» **Structured figure records**
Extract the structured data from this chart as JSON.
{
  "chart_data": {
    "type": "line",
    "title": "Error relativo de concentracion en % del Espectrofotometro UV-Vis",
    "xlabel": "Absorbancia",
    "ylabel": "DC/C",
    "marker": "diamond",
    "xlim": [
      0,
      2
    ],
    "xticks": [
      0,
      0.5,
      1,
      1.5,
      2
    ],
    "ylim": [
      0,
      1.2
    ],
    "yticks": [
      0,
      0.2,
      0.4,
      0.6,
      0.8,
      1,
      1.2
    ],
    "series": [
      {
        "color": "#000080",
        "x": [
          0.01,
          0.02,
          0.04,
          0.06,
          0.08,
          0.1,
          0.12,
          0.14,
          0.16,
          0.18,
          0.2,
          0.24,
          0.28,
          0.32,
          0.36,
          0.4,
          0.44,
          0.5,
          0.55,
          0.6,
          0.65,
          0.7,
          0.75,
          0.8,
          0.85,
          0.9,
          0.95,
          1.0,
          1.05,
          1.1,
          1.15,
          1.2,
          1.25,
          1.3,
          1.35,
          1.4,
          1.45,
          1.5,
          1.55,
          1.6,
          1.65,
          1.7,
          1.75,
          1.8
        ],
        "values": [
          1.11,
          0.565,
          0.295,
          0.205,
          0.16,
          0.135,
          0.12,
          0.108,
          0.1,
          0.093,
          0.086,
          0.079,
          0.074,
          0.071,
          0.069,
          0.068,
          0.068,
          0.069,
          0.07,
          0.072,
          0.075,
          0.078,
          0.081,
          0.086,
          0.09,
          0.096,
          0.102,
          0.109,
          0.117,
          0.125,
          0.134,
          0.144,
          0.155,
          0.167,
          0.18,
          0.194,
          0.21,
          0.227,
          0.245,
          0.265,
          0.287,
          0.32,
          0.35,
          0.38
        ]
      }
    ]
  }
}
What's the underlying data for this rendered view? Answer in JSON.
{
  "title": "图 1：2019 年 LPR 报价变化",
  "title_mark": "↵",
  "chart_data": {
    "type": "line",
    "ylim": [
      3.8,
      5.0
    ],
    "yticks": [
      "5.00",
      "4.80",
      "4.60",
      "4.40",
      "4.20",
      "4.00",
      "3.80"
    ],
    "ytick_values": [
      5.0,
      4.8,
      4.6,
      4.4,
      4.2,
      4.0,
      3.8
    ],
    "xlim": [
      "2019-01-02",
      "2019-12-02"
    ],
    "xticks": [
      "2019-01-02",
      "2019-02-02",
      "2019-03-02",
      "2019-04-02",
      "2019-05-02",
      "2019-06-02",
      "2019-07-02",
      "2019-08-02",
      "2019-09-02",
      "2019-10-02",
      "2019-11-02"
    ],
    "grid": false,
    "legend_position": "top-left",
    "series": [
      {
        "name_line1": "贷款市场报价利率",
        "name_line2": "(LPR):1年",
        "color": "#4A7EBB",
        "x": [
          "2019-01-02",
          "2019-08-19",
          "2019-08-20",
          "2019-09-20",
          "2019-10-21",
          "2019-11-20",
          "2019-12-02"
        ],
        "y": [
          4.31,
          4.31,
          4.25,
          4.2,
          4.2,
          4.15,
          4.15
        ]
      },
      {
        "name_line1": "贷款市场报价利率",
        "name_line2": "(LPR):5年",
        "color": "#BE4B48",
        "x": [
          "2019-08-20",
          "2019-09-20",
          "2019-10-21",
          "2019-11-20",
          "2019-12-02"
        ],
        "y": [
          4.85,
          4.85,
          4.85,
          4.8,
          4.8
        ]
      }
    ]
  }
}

» **EXERCISE DESCRIPTION**
Print the records above exactly as they appear.

» **FINAL ANSWER**
Extract the structured data from this chart as JSON.
{
  "chart_data": {
    "type": "line",
    "title": "Error relativo de concentracion en % del Espectrofotometro UV-Vis",
    "xlabel": "Absorbancia",
    "ylabel": "DC/C",
    "marker": "diamond",
    "xlim": [
      0,
      2
    ],
    "xticks": [
      0,
      0.5,
      1,
      1.5,
      2
    ],
    "ylim": [
      0,
      1.2
    ],
    "yticks": [
      0,
      0.2,
      0.4,
      0.6,
      0.8,
      1,
      1.2
    ],
    "series": [
      {
        "color": "#000080",
        "x": [
          0.01,
          0.02,
          0.04,
          0.06,
          0.08,
          0.1,
          0.12,
          0.14,
          0.16,
          0.18,
          0.2,
          0.24,
          0.28,
          0.32,
          0.36,
          0.4,
          0.44,
          0.5,
          0.55,
          0.6,
          0.65,
          0.7,
          0.75,
          0.8,
          0.85,
          0.9,
          0.95,
          1.0,
          1.05,
          1.1,
          1.15,
          1.2,
          1.25,
          1.3,
          1.35,
          1.4,
          1.45,
          1.5,
          1.55,
          1.6,
          1.65,
          1.7,
          1.75,
          1.8
        ],
        "values": [
          1.11,
          0.565,
          0.295,
          0.205,
          0.16,
          0.135,
          0.12,
          0.108,
          0.1,
          0.093,
          0.086,
          0.079,
          0.074,
          0.071,
          0.069,
          0.068,
          0.068,
          0.069,
          0.07,
          0.072,
          0.075,
          0.078,
          0.081,
          0.086,
          0.09,
          0.096,
          0.102,
          0.109,
          0.117,
          0.125,
          0.134,
          0.144,
          0.155,
          0.167,
          0.18,
          0.194,
          0.21,
          0.227,
          0.245,
          0.265,
          0.287,
          0.32,
          0.35,
          0.38
        ]
      }
    ]
  }
}
What's the underlying data for this rendered view? Answer in JSON.
{
  "title": "图 1：2019 年 LPR 报价变化",
  "title_mark": "↵",
  "chart_data": {
    "type": "line",
    "ylim": [
      3.8,
      5.0
    ],
    "yticks": [
      "5.00",
      "4.80",
      "4.60",
      "4.40",
      "4.20",
      "4.00",
      "3.80"
    ],
    "ytick_values": [
      5.0,
      4.8,
      4.6,
      4.4,
      4.2,
      4.0,
      3.8
    ],
    "xlim": [
      "2019-01-02",
      "2019-12-02"
    ],
    "xticks": [
      "2019-01-02",
      "2019-02-02",
      "2019-03-02",
      "2019-04-02",
      "2019-05-02",
      "2019-06-02",
      "2019-07-02",
      "2019-08-02",
      "2019-09-02",
      "2019-10-02",
      "2019-11-02"
    ],
    "grid": false,
    "legend_position": "top-left",
    "series": [
      {
        "name_line1": "贷款市场报价利率",
        "name_line2": "(LPR):1年",
        "color": "#4A7EBB",
        "x": [
          "2019-01-02",
          "2019-08-19",
          "2019-08-20",
          "2019-09-20",
          "2019-10-21",
          "2019-11-20",
          "2019-12-02"
        ],
        "y": [
          4.31,
          4.31,
          4.25,
          4.2,
          4.2,
          4.15,
          4.15
        ]
      },
      {
        "name_line1": "贷款市场报价利率",
        "name_line2": "(LPR):5年",
        "color": "#BE4B48",
        "x": [
          "2019-08-20",
          "2019-09-20",
          "2019-10-21",
          "2019-11-20",
          "2019-12-02"
        ],
        "y": [
          4.85,
          4.85,
          4.85,
          4.8,
          4.8
        ]
      }
    ]
  }
}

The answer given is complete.